:: PROBLEM DESCRIPTION ::
Repeat the entire listing exactly as written.

Records from a collection of figures
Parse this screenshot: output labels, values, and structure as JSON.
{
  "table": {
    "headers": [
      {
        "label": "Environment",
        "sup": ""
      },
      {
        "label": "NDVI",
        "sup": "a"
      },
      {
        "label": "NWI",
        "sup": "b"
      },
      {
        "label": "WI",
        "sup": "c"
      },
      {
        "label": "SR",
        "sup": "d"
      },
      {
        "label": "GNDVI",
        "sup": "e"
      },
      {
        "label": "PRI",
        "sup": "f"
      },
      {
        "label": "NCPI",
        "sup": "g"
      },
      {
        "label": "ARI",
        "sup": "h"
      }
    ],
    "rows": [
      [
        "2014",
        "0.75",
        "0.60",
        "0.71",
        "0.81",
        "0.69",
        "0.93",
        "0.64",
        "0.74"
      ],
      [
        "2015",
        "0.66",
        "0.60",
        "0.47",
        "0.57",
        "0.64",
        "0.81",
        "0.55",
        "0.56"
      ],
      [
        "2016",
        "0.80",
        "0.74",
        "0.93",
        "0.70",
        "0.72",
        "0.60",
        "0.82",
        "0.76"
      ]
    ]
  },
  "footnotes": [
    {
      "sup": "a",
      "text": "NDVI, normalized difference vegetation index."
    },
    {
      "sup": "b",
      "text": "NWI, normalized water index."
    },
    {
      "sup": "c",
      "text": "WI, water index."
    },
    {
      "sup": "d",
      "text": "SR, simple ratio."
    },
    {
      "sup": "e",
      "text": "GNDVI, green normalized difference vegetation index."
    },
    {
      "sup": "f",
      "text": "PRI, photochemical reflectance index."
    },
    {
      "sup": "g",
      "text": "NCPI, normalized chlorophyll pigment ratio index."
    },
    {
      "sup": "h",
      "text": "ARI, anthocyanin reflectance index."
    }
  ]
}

:: FINAL RESULT ::
Parse this screenshot: output labels, values, and structure as JSON.
{
  "table": {
    "headers": [
      {
        "label": "Environment",
        "sup": ""
      },
      {
        "label": "NDVI",
        "sup": "a"
      },
      {
        "label": "NWI",
        "sup": "b"
      },
      {
        "label": "WI",
        "sup": "c"
      },
      {
        "label": "SR",
        "sup": "d"
      },
      {
        "label": "GNDVI",
        "sup": "e"
      },
      {
        "label": "PRI",
        "sup": "f"
      },
      {
        "label": "NCPI",
        "sup": "g"
      },
      {
        "label": "ARI",
        "sup": "h"
      }
    ],
    "rows": [
      [
        "2014",
        "0.75",
        "0.60",
        "0.71",
        "0.81",
        "0.69",
        "0.93",
        "0.64",
        "0.74"
      ],
      [
        "2015",
        "0.66",
        "0.60",
        "0.47",
        "0.57",
        "0.64",
        "0.81",
        "0.55",
        "0.56"
      ],
      [
        "2016",
        "0.80",
        "0.74",
        "0.93",
        "0.70",
        "0.72",
        "0.60",
        "0.82",
        "0.76"
      ]
    ]
  },
  "footnotes": [
    {
      "sup": "a",
      "text": "NDVI, normalized difference vegetation index."
    },
    {
      "sup": "b",
      "text": "NWI, normalized water index."
    },
    {
      "sup": "c",
      "text": "WI, water index."
    },
    {
      "sup": "d",
      "text": "SR, simple ratio."
    },
    {
      "sup": "e",
      "text": "GNDVI, green normalized difference vegetation index."
    },
    {
      "sup": "f",
      "text": "PRI, photochemical reflectance index."
    },
    {
      "sup": "g",
      "text": "NCPI, normalized chlorophyll pigment ratio index."
    },
    {
      "sup": "h",
      "text": "ARI, anthocyanin reflectance index."
    }
  ]
}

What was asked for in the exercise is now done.